Stored records:
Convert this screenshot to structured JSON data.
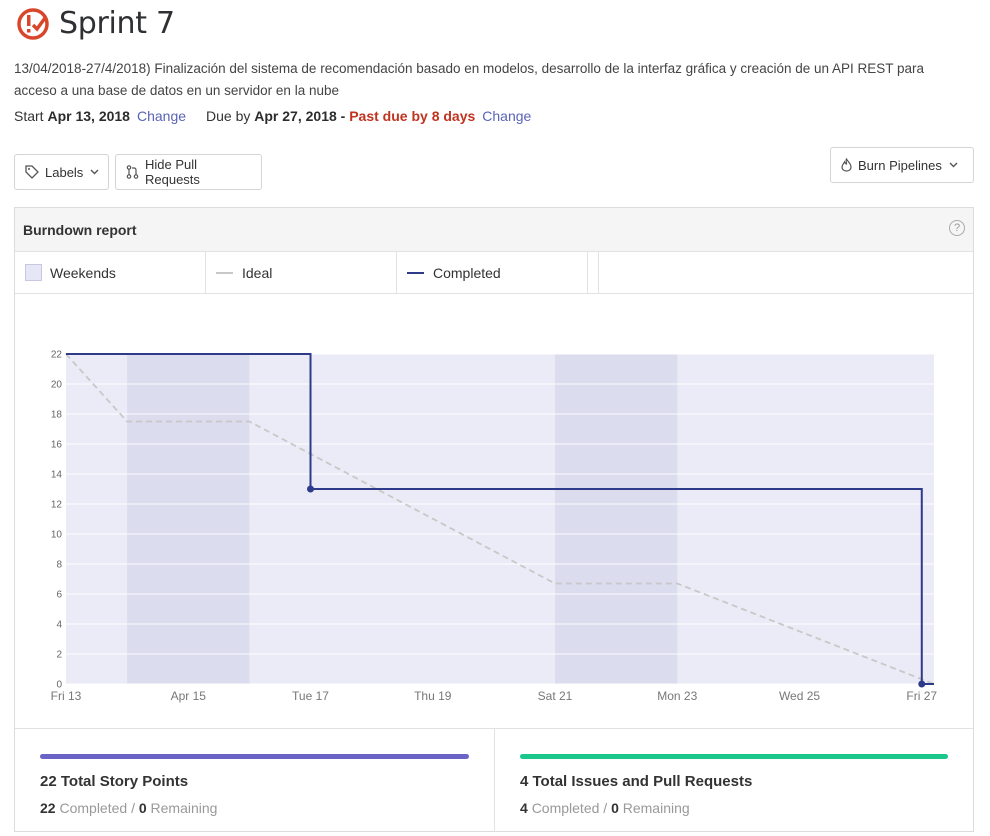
{
  "header": {
    "title": "Sprint 7",
    "logo_icon": "milestone-check-icon",
    "accent": "#d9472b"
  },
  "description": "13/04/2018-27/4/2018) Finalización del sistema de recomendación basado en modelos, desarrollo de la interfaz gráfica y creación de un API REST para acceso a una base de datos en un servidor en la nube",
  "dates": {
    "start_label": "Start",
    "start_value": "Apr 13, 2018",
    "change": "Change",
    "due_label": "Due by",
    "due_value": "Apr 27, 2018",
    "separator": "-",
    "past_due": "Past due by 8 days"
  },
  "toolbar": {
    "labels": "Labels",
    "hide_prs": "Hide Pull Requests",
    "burn": "Burn Pipelines"
  },
  "report": {
    "title": "Burndown report",
    "help": "?",
    "legend": {
      "weekends": "Weekends",
      "ideal": "Ideal",
      "completed": "Completed"
    }
  },
  "colors": {
    "completed": "#2e3b8a",
    "ideal": "#c8c8c8",
    "weekend": "#dcdcef",
    "background": "#ebebf7",
    "points_bar": "#6b63c5",
    "issues_bar": "#19c88a",
    "past_due": "#c0331f",
    "link": "#5a63b8"
  },
  "chart_data": {
    "type": "line",
    "title": "",
    "xlabel": "",
    "ylabel": "",
    "ylim": [
      0,
      22
    ],
    "yticks": [
      0,
      2,
      4,
      6,
      8,
      10,
      12,
      14,
      16,
      18,
      20,
      22
    ],
    "x_range_days": [
      0,
      14.2
    ],
    "xticks": [
      {
        "day": 0,
        "label": "Fri 13"
      },
      {
        "day": 2,
        "label": "Apr 15"
      },
      {
        "day": 4,
        "label": "Tue 17"
      },
      {
        "day": 6,
        "label": "Thu 19"
      },
      {
        "day": 8,
        "label": "Sat 21"
      },
      {
        "day": 10,
        "label": "Mon 23"
      },
      {
        "day": 12,
        "label": "Wed 25"
      },
      {
        "day": 14,
        "label": "Fri 27"
      }
    ],
    "weekends": [
      [
        1,
        3
      ],
      [
        8,
        10
      ]
    ],
    "series": [
      {
        "name": "Ideal",
        "style": "dashed",
        "points": [
          [
            0,
            22
          ],
          [
            1,
            17.5
          ],
          [
            3,
            17.5
          ],
          [
            8,
            6.7
          ],
          [
            10,
            6.7
          ],
          [
            14.2,
            0
          ]
        ]
      },
      {
        "name": "Completed",
        "style": "step",
        "points": [
          [
            0,
            22
          ],
          [
            4,
            22
          ],
          [
            4,
            13
          ],
          [
            14,
            13
          ],
          [
            14,
            0
          ],
          [
            14.2,
            0
          ]
        ],
        "markers": [
          [
            4,
            13
          ],
          [
            14,
            0
          ]
        ]
      }
    ]
  },
  "stats": {
    "points": {
      "title": "22 Total Story Points",
      "completed": "22",
      "completed_label": "Completed",
      "slash": "/",
      "remaining": "0",
      "remaining_label": "Remaining"
    },
    "issues": {
      "title": "4 Total Issues and Pull Requests",
      "completed": "4",
      "completed_label": "Completed",
      "slash": "/",
      "remaining": "0",
      "remaining_label": "Remaining"
    }
  }
}
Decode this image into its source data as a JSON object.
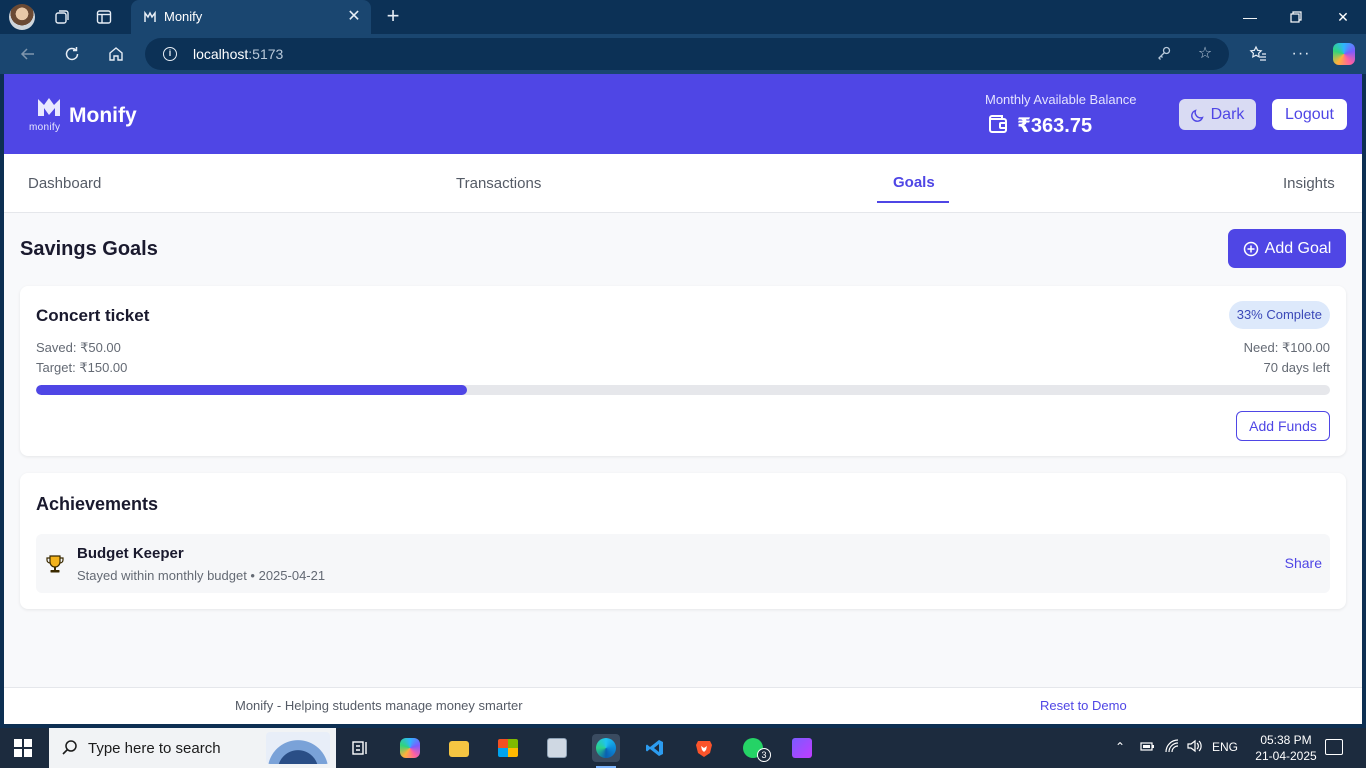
{
  "browser": {
    "tab_title": "Monify",
    "url_host": "localhost",
    "url_port": ":5173"
  },
  "header": {
    "logo_small": "monify",
    "brand": "Monify",
    "balance_label": "Monthly Available Balance",
    "balance_amount": "₹363.75",
    "theme_button": "Dark",
    "logout_button": "Logout"
  },
  "nav": {
    "tabs": [
      "Dashboard",
      "Transactions",
      "Goals",
      "Insights"
    ],
    "active": "Goals"
  },
  "page": {
    "title": "Savings Goals",
    "add_goal_button": "Add Goal"
  },
  "goal": {
    "name": "Concert ticket",
    "badge": "33% Complete",
    "saved": "Saved: ₹50.00",
    "target": "Target: ₹150.00",
    "need": "Need: ₹100.00",
    "days_left": "70 days left",
    "progress": 0.333,
    "add_funds_button": "Add Funds"
  },
  "achievements": {
    "title": "Achievements",
    "items": [
      {
        "icon": "trophy-icon",
        "name": "Budget Keeper",
        "description": "Stayed within monthly budget • 2025-04-21",
        "share_label": "Share"
      }
    ]
  },
  "footer": {
    "tagline": "Monify - Helping students manage money smarter",
    "reset_link": "Reset to Demo"
  },
  "taskbar": {
    "search_placeholder": "Type here to search",
    "lang": "ENG",
    "time": "05:38 PM",
    "date": "21-04-2025",
    "whatsapp_badge": "3"
  },
  "colors": {
    "accent": "#4f46e5",
    "browser_frame": "#0c3156",
    "page_background": "#f8f9fb"
  }
}
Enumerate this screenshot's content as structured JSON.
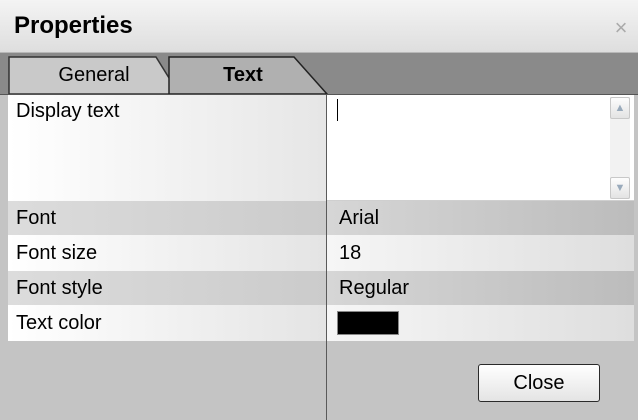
{
  "window": {
    "title": "Properties",
    "close_glyph": "×"
  },
  "tabs": [
    {
      "label": "General",
      "active": false
    },
    {
      "label": "Text",
      "active": true
    }
  ],
  "properties": {
    "display_text": {
      "label": "Display text",
      "value": ""
    },
    "font": {
      "label": "Font",
      "value": "Arial"
    },
    "font_size": {
      "label": "Font size",
      "value": "18"
    },
    "font_style": {
      "label": "Font style",
      "value": "Regular"
    },
    "text_color": {
      "label": "Text color",
      "value": "#000000"
    }
  },
  "buttons": {
    "close_label": "Close"
  },
  "icons": {
    "close": "close-icon",
    "scroll_up": "chevron-up-icon",
    "scroll_down": "chevron-down-icon"
  }
}
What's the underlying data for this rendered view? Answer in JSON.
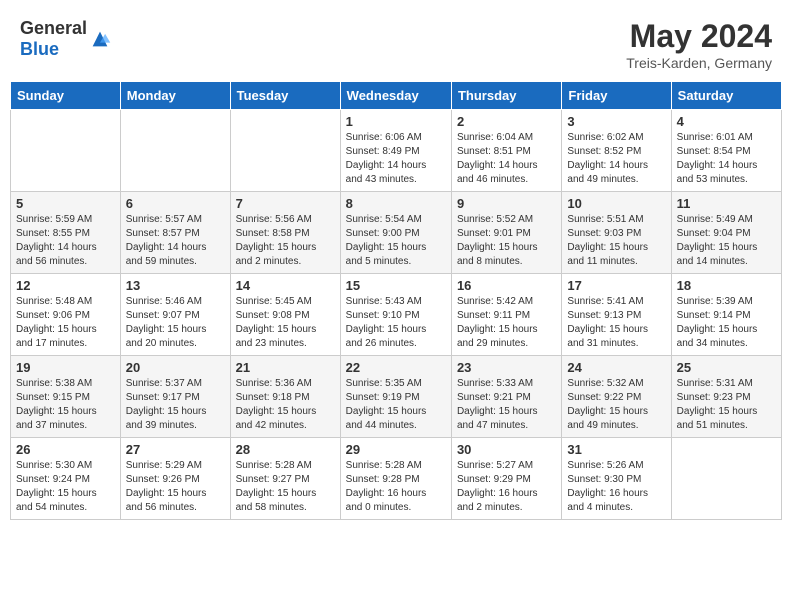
{
  "header": {
    "logo_general": "General",
    "logo_blue": "Blue",
    "month_title": "May 2024",
    "location": "Treis-Karden, Germany"
  },
  "days_of_week": [
    "Sunday",
    "Monday",
    "Tuesday",
    "Wednesday",
    "Thursday",
    "Friday",
    "Saturday"
  ],
  "weeks": [
    [
      {
        "day": "",
        "info": ""
      },
      {
        "day": "",
        "info": ""
      },
      {
        "day": "",
        "info": ""
      },
      {
        "day": "1",
        "info": "Sunrise: 6:06 AM\nSunset: 8:49 PM\nDaylight: 14 hours\nand 43 minutes."
      },
      {
        "day": "2",
        "info": "Sunrise: 6:04 AM\nSunset: 8:51 PM\nDaylight: 14 hours\nand 46 minutes."
      },
      {
        "day": "3",
        "info": "Sunrise: 6:02 AM\nSunset: 8:52 PM\nDaylight: 14 hours\nand 49 minutes."
      },
      {
        "day": "4",
        "info": "Sunrise: 6:01 AM\nSunset: 8:54 PM\nDaylight: 14 hours\nand 53 minutes."
      }
    ],
    [
      {
        "day": "5",
        "info": "Sunrise: 5:59 AM\nSunset: 8:55 PM\nDaylight: 14 hours\nand 56 minutes."
      },
      {
        "day": "6",
        "info": "Sunrise: 5:57 AM\nSunset: 8:57 PM\nDaylight: 14 hours\nand 59 minutes."
      },
      {
        "day": "7",
        "info": "Sunrise: 5:56 AM\nSunset: 8:58 PM\nDaylight: 15 hours\nand 2 minutes."
      },
      {
        "day": "8",
        "info": "Sunrise: 5:54 AM\nSunset: 9:00 PM\nDaylight: 15 hours\nand 5 minutes."
      },
      {
        "day": "9",
        "info": "Sunrise: 5:52 AM\nSunset: 9:01 PM\nDaylight: 15 hours\nand 8 minutes."
      },
      {
        "day": "10",
        "info": "Sunrise: 5:51 AM\nSunset: 9:03 PM\nDaylight: 15 hours\nand 11 minutes."
      },
      {
        "day": "11",
        "info": "Sunrise: 5:49 AM\nSunset: 9:04 PM\nDaylight: 15 hours\nand 14 minutes."
      }
    ],
    [
      {
        "day": "12",
        "info": "Sunrise: 5:48 AM\nSunset: 9:06 PM\nDaylight: 15 hours\nand 17 minutes."
      },
      {
        "day": "13",
        "info": "Sunrise: 5:46 AM\nSunset: 9:07 PM\nDaylight: 15 hours\nand 20 minutes."
      },
      {
        "day": "14",
        "info": "Sunrise: 5:45 AM\nSunset: 9:08 PM\nDaylight: 15 hours\nand 23 minutes."
      },
      {
        "day": "15",
        "info": "Sunrise: 5:43 AM\nSunset: 9:10 PM\nDaylight: 15 hours\nand 26 minutes."
      },
      {
        "day": "16",
        "info": "Sunrise: 5:42 AM\nSunset: 9:11 PM\nDaylight: 15 hours\nand 29 minutes."
      },
      {
        "day": "17",
        "info": "Sunrise: 5:41 AM\nSunset: 9:13 PM\nDaylight: 15 hours\nand 31 minutes."
      },
      {
        "day": "18",
        "info": "Sunrise: 5:39 AM\nSunset: 9:14 PM\nDaylight: 15 hours\nand 34 minutes."
      }
    ],
    [
      {
        "day": "19",
        "info": "Sunrise: 5:38 AM\nSunset: 9:15 PM\nDaylight: 15 hours\nand 37 minutes."
      },
      {
        "day": "20",
        "info": "Sunrise: 5:37 AM\nSunset: 9:17 PM\nDaylight: 15 hours\nand 39 minutes."
      },
      {
        "day": "21",
        "info": "Sunrise: 5:36 AM\nSunset: 9:18 PM\nDaylight: 15 hours\nand 42 minutes."
      },
      {
        "day": "22",
        "info": "Sunrise: 5:35 AM\nSunset: 9:19 PM\nDaylight: 15 hours\nand 44 minutes."
      },
      {
        "day": "23",
        "info": "Sunrise: 5:33 AM\nSunset: 9:21 PM\nDaylight: 15 hours\nand 47 minutes."
      },
      {
        "day": "24",
        "info": "Sunrise: 5:32 AM\nSunset: 9:22 PM\nDaylight: 15 hours\nand 49 minutes."
      },
      {
        "day": "25",
        "info": "Sunrise: 5:31 AM\nSunset: 9:23 PM\nDaylight: 15 hours\nand 51 minutes."
      }
    ],
    [
      {
        "day": "26",
        "info": "Sunrise: 5:30 AM\nSunset: 9:24 PM\nDaylight: 15 hours\nand 54 minutes."
      },
      {
        "day": "27",
        "info": "Sunrise: 5:29 AM\nSunset: 9:26 PM\nDaylight: 15 hours\nand 56 minutes."
      },
      {
        "day": "28",
        "info": "Sunrise: 5:28 AM\nSunset: 9:27 PM\nDaylight: 15 hours\nand 58 minutes."
      },
      {
        "day": "29",
        "info": "Sunrise: 5:28 AM\nSunset: 9:28 PM\nDaylight: 16 hours\nand 0 minutes."
      },
      {
        "day": "30",
        "info": "Sunrise: 5:27 AM\nSunset: 9:29 PM\nDaylight: 16 hours\nand 2 minutes."
      },
      {
        "day": "31",
        "info": "Sunrise: 5:26 AM\nSunset: 9:30 PM\nDaylight: 16 hours\nand 4 minutes."
      },
      {
        "day": "",
        "info": ""
      }
    ]
  ]
}
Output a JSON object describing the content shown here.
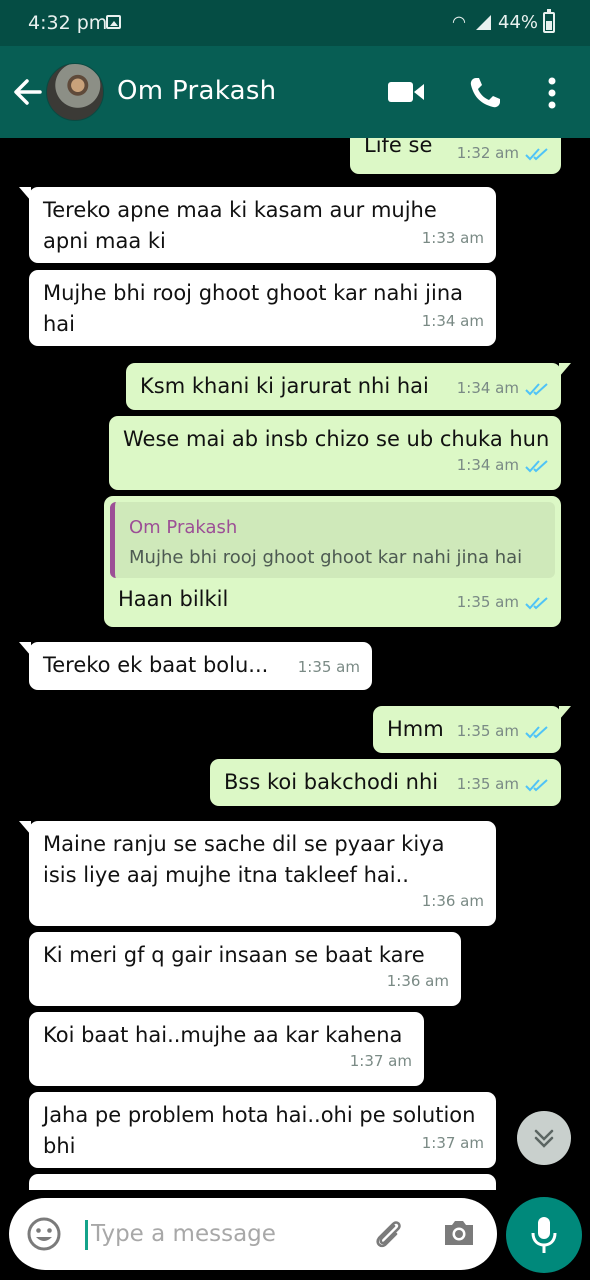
{
  "status_bar": {
    "time": "4:32 pm",
    "battery": "44%"
  },
  "header": {
    "contact_name": "Om Prakash"
  },
  "messages": [
    {
      "dir": "out",
      "text": "Life se",
      "time": "1:32 am"
    },
    {
      "dir": "in",
      "lines": [
        "Tereko apne maa ki kasam aur mujhe",
        "apni maa ki"
      ],
      "time": "1:33 am"
    },
    {
      "dir": "in",
      "lines": [
        "Mujhe bhi rooj ghoot ghoot kar nahi jina",
        "hai"
      ],
      "time": "1:34 am"
    },
    {
      "dir": "out",
      "text": "Ksm khani ki jarurat nhi hai",
      "time": "1:34 am"
    },
    {
      "dir": "out",
      "text": "Wese mai ab insb chizo se ub chuka hun",
      "time": "1:34 am"
    },
    {
      "dir": "out",
      "quote_name": "Om Prakash",
      "quote_text": "Mujhe bhi rooj ghoot ghoot kar nahi jina hai",
      "text": "Haan bilkil",
      "time": "1:35 am"
    },
    {
      "dir": "in",
      "text": "Tereko ek baat bolu...",
      "time": "1:35 am"
    },
    {
      "dir": "out",
      "text": "Hmm",
      "time": "1:35 am"
    },
    {
      "dir": "out",
      "text": "Bss koi bakchodi nhi",
      "time": "1:35 am"
    },
    {
      "dir": "in",
      "lines": [
        "Maine ranju se sache dil se pyaar kiya",
        "isis liye aaj mujhe itna takleef hai.."
      ],
      "time": "1:36 am"
    },
    {
      "dir": "in",
      "text": "Ki meri gf q gair insaan se baat kare",
      "time": "1:36 am"
    },
    {
      "dir": "in",
      "text": "Koi baat hai..mujhe aa kar kahena",
      "time": "1:37 am"
    },
    {
      "dir": "in",
      "lines": [
        "Jaha pe problem hota hai..ohi pe solution",
        "bhi"
      ],
      "time": "1:37 am"
    }
  ],
  "input": {
    "placeholder": "Type a message"
  },
  "colors": {
    "header": "#075e54",
    "status_bar": "#054d44",
    "outgoing_bubble": "#dcf8c6",
    "incoming_bubble": "#ffffff",
    "read_ticks": "#4fc3f7",
    "mic_button": "#00897b"
  }
}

Prompt:
Return only those lines of the records that contain the string "active".

Expected answer:
    "active": "Goals"
      "active": false
      "active": true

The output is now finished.